__Records for this exercise__

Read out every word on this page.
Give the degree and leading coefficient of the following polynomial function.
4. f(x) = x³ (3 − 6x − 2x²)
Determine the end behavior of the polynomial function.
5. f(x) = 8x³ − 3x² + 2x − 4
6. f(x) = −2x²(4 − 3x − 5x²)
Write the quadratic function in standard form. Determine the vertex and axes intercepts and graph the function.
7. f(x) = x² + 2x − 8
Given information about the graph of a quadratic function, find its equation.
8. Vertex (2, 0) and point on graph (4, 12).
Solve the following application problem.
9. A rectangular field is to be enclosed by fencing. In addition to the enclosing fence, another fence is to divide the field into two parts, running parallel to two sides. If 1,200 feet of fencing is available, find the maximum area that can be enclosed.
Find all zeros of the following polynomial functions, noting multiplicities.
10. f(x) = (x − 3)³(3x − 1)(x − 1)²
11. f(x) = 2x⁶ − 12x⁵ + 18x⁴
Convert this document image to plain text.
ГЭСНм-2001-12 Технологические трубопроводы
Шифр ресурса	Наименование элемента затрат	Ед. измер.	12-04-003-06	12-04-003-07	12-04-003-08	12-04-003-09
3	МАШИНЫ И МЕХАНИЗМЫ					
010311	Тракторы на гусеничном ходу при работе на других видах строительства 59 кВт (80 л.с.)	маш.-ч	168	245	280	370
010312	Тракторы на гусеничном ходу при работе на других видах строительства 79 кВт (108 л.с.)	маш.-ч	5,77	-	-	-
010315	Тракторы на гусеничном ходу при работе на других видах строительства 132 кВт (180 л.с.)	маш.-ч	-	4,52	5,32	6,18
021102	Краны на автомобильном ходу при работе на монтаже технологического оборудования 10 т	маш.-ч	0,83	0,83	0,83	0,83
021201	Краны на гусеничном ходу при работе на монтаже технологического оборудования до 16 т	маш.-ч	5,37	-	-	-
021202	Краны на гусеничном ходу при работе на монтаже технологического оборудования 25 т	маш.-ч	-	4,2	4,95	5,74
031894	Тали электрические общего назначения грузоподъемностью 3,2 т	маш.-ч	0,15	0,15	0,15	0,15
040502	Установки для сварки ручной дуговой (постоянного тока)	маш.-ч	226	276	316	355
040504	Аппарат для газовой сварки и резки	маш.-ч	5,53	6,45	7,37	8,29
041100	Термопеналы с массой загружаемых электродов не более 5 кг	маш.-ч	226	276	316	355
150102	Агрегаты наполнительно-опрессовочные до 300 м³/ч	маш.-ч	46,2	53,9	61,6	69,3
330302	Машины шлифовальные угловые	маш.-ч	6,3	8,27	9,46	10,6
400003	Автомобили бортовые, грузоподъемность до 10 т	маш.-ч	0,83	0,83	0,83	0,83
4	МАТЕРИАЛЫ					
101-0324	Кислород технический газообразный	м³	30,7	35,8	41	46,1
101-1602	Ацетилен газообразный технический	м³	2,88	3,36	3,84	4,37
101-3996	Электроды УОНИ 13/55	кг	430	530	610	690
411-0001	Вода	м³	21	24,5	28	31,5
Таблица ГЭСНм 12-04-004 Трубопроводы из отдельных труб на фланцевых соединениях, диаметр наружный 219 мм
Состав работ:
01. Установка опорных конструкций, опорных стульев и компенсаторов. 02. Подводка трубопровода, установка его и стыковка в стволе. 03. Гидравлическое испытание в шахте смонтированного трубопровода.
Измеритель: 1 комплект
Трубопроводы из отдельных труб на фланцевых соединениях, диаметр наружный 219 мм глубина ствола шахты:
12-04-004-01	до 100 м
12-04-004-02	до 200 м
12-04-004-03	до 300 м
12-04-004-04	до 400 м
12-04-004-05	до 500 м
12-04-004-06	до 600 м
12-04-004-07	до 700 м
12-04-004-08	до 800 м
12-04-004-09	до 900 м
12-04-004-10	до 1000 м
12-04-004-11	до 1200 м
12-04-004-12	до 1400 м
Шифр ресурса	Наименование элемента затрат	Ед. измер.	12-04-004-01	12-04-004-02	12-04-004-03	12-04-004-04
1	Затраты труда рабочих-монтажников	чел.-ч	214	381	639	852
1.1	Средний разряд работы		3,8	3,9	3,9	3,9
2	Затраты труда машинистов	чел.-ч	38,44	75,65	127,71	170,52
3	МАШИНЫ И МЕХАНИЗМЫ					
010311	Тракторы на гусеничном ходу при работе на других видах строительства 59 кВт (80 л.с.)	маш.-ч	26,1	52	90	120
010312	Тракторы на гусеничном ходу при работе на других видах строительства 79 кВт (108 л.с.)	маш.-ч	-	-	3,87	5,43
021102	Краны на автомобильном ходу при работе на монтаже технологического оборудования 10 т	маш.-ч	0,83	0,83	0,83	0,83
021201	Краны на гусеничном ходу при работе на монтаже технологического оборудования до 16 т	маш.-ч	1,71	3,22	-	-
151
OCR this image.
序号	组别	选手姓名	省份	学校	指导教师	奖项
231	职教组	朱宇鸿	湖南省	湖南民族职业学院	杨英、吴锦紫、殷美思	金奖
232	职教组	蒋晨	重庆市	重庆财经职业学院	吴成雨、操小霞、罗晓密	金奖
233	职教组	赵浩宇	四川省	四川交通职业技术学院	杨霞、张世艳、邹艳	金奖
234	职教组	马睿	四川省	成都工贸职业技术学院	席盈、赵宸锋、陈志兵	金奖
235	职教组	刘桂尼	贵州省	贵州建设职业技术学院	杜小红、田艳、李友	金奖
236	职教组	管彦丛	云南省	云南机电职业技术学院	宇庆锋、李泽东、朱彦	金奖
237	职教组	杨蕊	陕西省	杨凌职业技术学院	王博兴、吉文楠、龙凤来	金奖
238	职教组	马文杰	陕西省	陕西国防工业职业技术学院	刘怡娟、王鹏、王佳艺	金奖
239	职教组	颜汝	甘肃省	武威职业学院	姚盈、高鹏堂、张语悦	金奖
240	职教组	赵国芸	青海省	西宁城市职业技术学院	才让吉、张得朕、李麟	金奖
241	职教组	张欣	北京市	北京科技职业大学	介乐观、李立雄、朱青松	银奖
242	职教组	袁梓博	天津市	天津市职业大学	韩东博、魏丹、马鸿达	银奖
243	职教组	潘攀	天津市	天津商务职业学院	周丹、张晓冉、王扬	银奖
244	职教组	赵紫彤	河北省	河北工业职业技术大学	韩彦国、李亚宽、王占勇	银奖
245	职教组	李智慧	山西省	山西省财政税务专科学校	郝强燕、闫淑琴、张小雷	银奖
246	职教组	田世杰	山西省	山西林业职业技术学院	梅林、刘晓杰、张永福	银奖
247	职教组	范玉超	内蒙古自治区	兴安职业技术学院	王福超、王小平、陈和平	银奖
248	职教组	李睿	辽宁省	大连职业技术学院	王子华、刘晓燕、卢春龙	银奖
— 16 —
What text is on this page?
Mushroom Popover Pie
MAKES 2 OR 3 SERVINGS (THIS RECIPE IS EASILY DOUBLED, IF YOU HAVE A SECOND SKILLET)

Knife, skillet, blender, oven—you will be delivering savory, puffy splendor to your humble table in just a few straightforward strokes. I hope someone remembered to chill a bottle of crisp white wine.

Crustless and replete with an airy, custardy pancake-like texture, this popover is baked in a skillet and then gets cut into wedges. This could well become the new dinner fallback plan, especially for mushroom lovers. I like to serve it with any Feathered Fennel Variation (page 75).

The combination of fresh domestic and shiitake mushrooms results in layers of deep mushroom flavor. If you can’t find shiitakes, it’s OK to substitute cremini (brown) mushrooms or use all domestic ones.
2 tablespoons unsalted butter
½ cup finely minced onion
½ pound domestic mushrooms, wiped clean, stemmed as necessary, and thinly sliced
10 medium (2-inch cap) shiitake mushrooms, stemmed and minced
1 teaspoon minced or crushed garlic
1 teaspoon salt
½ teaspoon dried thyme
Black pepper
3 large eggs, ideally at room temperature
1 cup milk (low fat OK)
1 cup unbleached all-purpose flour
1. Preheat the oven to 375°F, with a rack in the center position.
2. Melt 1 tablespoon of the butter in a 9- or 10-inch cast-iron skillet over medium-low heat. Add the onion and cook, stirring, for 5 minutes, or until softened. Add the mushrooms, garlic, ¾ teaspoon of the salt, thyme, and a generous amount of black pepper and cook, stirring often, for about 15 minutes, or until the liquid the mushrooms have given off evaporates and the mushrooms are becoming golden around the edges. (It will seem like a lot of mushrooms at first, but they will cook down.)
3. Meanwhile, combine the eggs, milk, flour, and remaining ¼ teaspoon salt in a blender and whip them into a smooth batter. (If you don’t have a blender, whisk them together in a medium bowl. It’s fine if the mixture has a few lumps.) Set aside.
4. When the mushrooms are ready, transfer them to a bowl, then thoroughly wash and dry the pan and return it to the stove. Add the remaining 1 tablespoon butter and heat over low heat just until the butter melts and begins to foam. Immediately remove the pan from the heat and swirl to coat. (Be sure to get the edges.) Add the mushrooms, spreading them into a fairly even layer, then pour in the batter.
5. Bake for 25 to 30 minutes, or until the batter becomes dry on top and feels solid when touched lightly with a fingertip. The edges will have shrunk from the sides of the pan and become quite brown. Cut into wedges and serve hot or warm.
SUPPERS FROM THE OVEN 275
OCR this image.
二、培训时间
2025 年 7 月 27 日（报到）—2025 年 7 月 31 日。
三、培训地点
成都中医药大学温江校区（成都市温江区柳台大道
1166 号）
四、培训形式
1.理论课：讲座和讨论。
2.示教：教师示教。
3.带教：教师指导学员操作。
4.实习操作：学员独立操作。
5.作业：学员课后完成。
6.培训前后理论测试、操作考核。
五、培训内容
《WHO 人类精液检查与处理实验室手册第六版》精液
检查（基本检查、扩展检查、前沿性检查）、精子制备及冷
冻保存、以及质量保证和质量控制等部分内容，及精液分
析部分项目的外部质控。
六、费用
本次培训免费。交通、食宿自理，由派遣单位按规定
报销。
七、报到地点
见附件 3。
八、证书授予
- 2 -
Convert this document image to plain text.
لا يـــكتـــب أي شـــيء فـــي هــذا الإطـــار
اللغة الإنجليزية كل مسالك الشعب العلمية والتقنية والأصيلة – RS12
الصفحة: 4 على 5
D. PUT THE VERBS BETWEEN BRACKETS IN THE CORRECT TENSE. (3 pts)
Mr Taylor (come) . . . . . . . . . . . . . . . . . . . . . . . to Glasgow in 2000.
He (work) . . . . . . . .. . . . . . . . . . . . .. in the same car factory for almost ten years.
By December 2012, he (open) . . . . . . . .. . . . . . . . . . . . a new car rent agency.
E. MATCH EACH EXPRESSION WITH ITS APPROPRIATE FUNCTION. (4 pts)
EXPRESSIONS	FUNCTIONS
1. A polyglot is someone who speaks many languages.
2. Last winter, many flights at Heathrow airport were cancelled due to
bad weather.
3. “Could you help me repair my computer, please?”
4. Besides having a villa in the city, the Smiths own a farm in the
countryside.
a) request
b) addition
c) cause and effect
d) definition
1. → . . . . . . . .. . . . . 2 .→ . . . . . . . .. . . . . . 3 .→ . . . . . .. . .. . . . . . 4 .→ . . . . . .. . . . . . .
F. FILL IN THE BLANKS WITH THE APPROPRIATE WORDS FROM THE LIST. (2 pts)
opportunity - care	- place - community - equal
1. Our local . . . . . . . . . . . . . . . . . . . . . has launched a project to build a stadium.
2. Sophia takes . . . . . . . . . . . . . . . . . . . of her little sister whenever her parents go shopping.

__Goal__
Check each line of the listing above for the string "Determine", then report only how many lines have it.

__Solved problem__
2